▼▼▼

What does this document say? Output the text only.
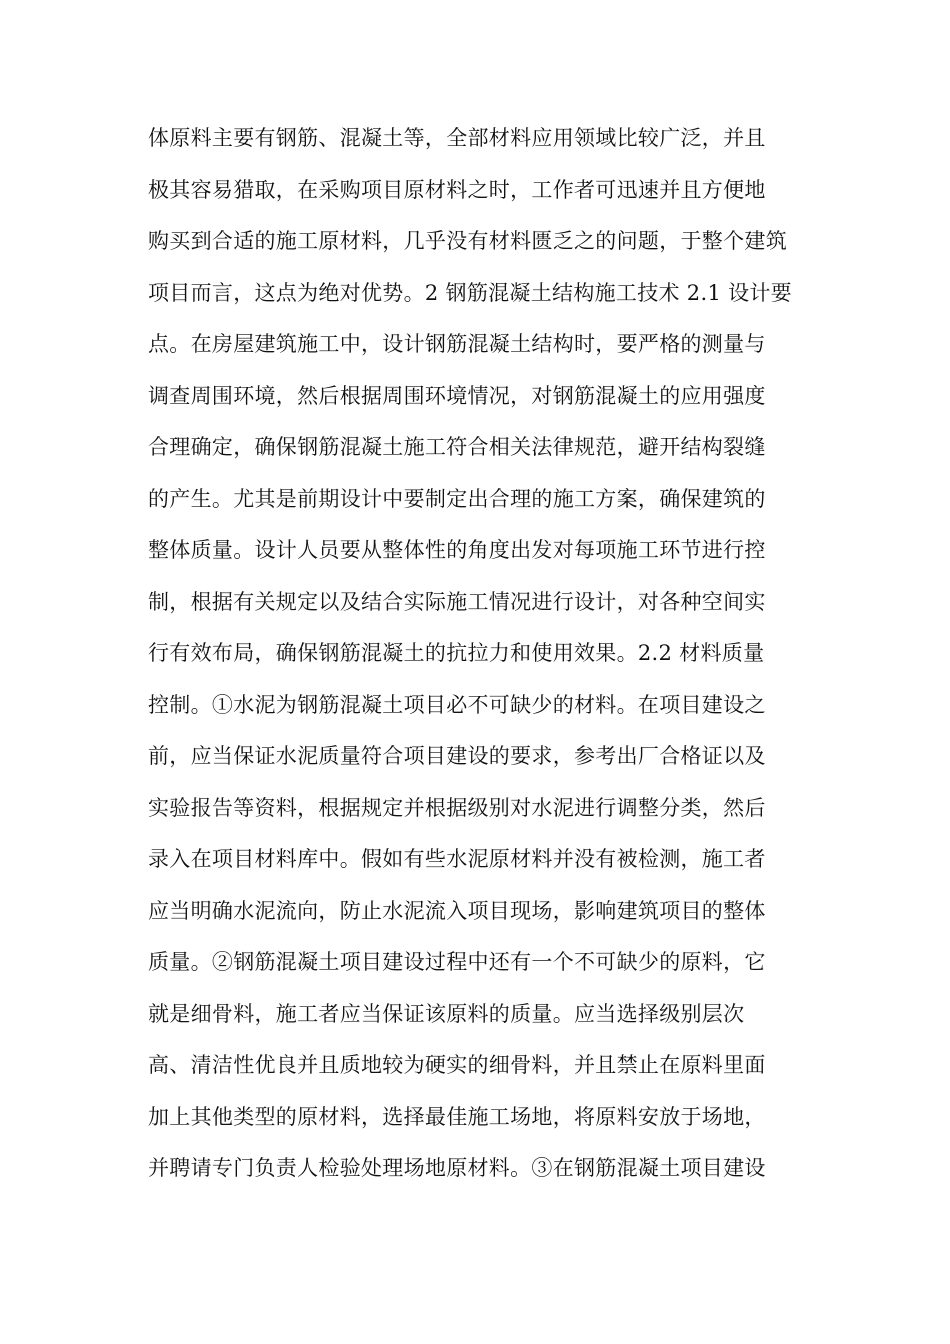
体原料主要有钢筋、混凝土等，全部材料应用领域比较广泛，并且
极其容易猎取，在采购项目原材料之时，工作者可迅速并且方便地
购买到合适的施工原材料，几乎没有材料匮乏之的问题，于整个建筑
项目而言，这点为绝对优势。2 钢筋混凝土结构施工技术 2.1 设计要
点。在房屋建筑施工中，设计钢筋混凝土结构时，要严格的测量与
调查周围环境，然后根据周围环境情况，对钢筋混凝土的应用强度
合理确定，确保钢筋混凝土施工符合相关法律规范，避开结构裂缝
的产生。尤其是前期设计中要制定出合理的施工方案，确保建筑的
整体质量。设计人员要从整体性的角度出发对每项施工环节进行控
制，根据有关规定以及结合实际施工情况进行设计，对各种空间实
行有效布局，确保钢筋混凝土的抗拉力和使用效果。2.2 材料质量
控制。①水泥为钢筋混凝土项目必不可缺少的材料。在项目建设之
前，应当保证水泥质量符合项目建设的要求，参考出厂合格证以及
实验报告等资料，根据规定并根据级别对水泥进行调整分类，然后
录入在项目材料库中。假如有些水泥原材料并没有被检测，施工者
应当明确水泥流向，防止水泥流入项目现场，影响建筑项目的整体
质量。②钢筋混凝土项目建设过程中还有一个不可缺少的原料，它
就是细骨料，施工者应当保证该原料的质量。应当选择级别层次
高、清洁性优良并且质地较为硬实的细骨料，并且禁止在原料里面
加上其他类型的原材料，选择最佳施工场地，将原料安放于场地，
并聘请专门负责人检验处理场地原材料。③在钢筋混凝土项目建设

▲▲▲

§ WORK REQUIRED: The entries above should be reproduced exactly, without their pictures.

§ FULL RESPONSE:
What does this document say? Output the text only.
体原料主要有钢筋、混凝土等，全部材料应用领域比较广泛，并且
极其容易猎取，在采购项目原材料之时，工作者可迅速并且方便地
购买到合适的施工原材料，几乎没有材料匮乏之的问题，于整个建筑
项目而言，这点为绝对优势。2 钢筋混凝土结构施工技术 2.1 设计要
点。在房屋建筑施工中，设计钢筋混凝土结构时，要严格的测量与
调查周围环境，然后根据周围环境情况，对钢筋混凝土的应用强度
合理确定，确保钢筋混凝土施工符合相关法律规范，避开结构裂缝
的产生。尤其是前期设计中要制定出合理的施工方案，确保建筑的
整体质量。设计人员要从整体性的角度出发对每项施工环节进行控
制，根据有关规定以及结合实际施工情况进行设计，对各种空间实
行有效布局，确保钢筋混凝土的抗拉力和使用效果。2.2 材料质量
控制。①水泥为钢筋混凝土项目必不可缺少的材料。在项目建设之
前，应当保证水泥质量符合项目建设的要求，参考出厂合格证以及
实验报告等资料，根据规定并根据级别对水泥进行调整分类，然后
录入在项目材料库中。假如有些水泥原材料并没有被检测，施工者
应当明确水泥流向，防止水泥流入项目现场，影响建筑项目的整体
质量。②钢筋混凝土项目建设过程中还有一个不可缺少的原料，它
就是细骨料，施工者应当保证该原料的质量。应当选择级别层次
高、清洁性优良并且质地较为硬实的细骨料，并且禁止在原料里面
加上其他类型的原材料，选择最佳施工场地，将原料安放于场地，
并聘请专门负责人检验处理场地原材料。③在钢筋混凝土项目建设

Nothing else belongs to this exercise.